## BEGIN

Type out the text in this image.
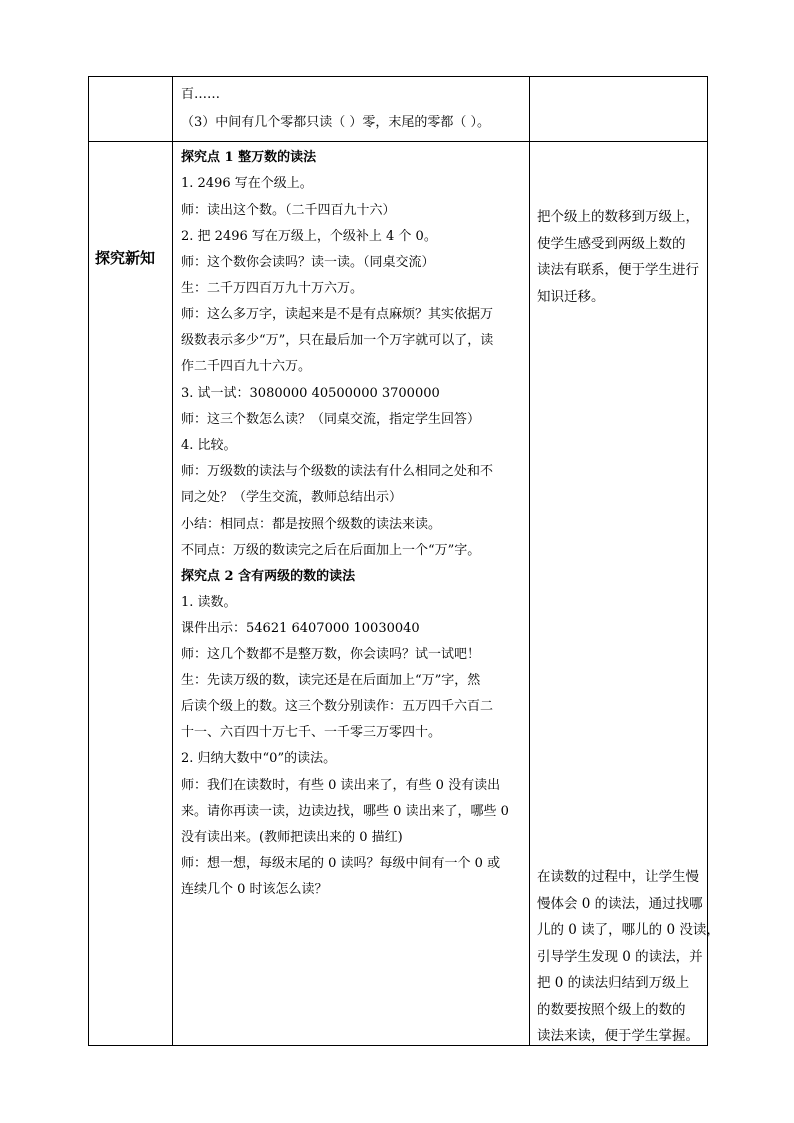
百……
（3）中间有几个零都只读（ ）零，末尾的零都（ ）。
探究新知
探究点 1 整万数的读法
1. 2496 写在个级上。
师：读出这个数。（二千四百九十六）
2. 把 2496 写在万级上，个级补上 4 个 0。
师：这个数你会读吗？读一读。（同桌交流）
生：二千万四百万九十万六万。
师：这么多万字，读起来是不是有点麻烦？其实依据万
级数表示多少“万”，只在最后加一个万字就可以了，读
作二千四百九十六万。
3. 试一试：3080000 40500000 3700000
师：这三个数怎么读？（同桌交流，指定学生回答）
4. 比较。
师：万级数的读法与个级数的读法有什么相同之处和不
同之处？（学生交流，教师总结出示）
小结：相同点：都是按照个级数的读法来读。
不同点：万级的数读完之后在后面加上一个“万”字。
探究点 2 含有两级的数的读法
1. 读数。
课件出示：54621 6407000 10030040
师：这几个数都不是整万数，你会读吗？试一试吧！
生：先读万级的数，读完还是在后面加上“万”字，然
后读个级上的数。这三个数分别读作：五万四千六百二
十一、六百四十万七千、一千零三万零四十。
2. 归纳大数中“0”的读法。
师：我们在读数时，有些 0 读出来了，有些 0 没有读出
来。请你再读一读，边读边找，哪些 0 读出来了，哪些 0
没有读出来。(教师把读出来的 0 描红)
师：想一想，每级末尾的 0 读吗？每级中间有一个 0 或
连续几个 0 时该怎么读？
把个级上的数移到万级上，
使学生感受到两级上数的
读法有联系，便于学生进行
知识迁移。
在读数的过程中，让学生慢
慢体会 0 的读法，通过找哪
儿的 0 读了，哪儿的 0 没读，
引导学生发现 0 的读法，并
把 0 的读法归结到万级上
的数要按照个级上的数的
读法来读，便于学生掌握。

## END
## BEGIN

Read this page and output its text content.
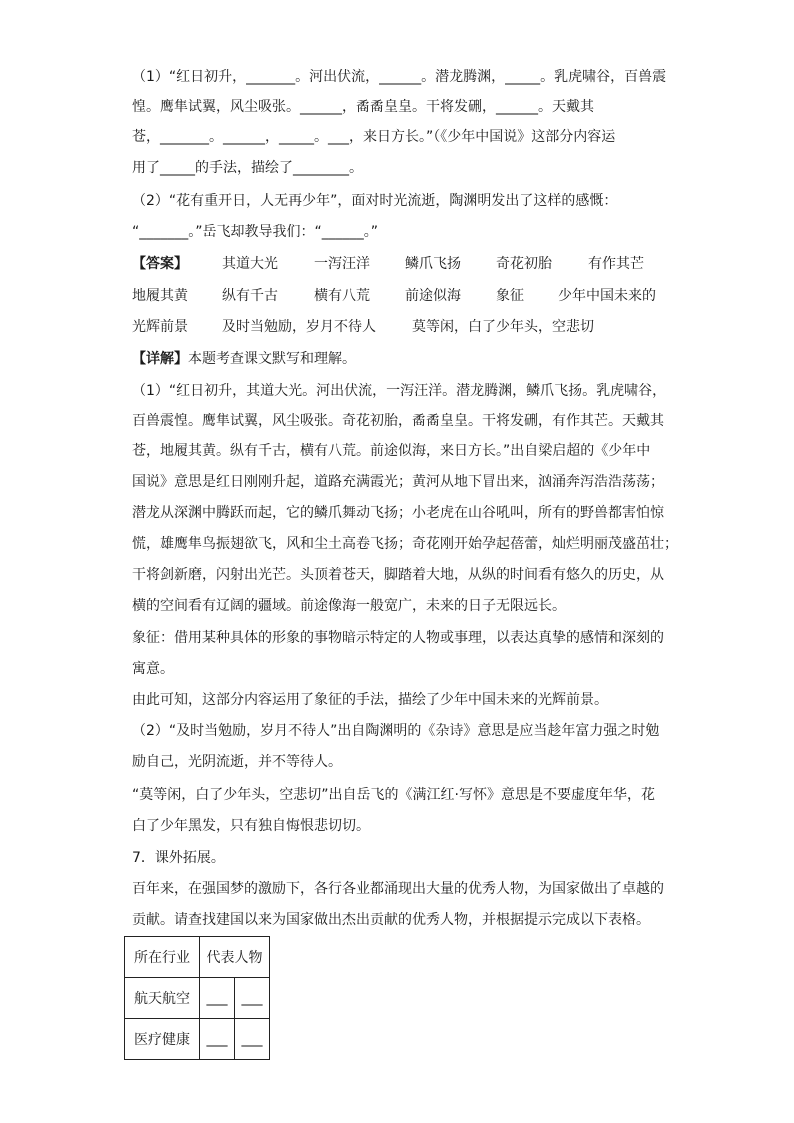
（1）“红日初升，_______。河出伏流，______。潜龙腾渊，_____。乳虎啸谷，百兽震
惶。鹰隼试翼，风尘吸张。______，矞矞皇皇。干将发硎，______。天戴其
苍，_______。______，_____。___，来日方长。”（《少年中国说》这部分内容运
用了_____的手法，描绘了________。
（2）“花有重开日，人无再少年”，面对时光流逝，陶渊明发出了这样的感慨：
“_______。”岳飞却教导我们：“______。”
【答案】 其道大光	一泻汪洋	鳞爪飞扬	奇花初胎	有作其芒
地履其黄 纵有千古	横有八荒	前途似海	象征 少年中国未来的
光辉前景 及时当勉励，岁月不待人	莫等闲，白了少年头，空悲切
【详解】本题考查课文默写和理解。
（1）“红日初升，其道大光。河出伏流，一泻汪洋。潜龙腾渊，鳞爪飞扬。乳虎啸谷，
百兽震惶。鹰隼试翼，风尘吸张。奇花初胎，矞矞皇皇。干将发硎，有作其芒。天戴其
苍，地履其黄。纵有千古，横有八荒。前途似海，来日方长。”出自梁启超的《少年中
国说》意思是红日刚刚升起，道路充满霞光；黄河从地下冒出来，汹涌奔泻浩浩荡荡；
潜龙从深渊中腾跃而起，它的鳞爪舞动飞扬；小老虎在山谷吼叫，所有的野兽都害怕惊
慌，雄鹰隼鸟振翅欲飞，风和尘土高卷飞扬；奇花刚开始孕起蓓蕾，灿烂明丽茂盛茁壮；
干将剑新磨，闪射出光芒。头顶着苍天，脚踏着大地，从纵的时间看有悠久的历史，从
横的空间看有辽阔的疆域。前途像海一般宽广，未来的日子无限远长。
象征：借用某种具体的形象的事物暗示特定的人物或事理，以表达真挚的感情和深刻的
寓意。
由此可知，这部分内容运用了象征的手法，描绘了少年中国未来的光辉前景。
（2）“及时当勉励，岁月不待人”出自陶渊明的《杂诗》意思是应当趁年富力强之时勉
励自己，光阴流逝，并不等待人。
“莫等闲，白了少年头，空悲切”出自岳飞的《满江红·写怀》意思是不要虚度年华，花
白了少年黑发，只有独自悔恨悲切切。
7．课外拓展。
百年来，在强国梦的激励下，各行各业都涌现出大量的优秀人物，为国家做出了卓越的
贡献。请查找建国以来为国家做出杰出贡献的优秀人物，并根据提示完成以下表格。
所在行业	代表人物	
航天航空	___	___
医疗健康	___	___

## END

Exercise details: Work out how many lines of the listing above include "来日方长". Answer with the number and nothing more.

Complete output: 2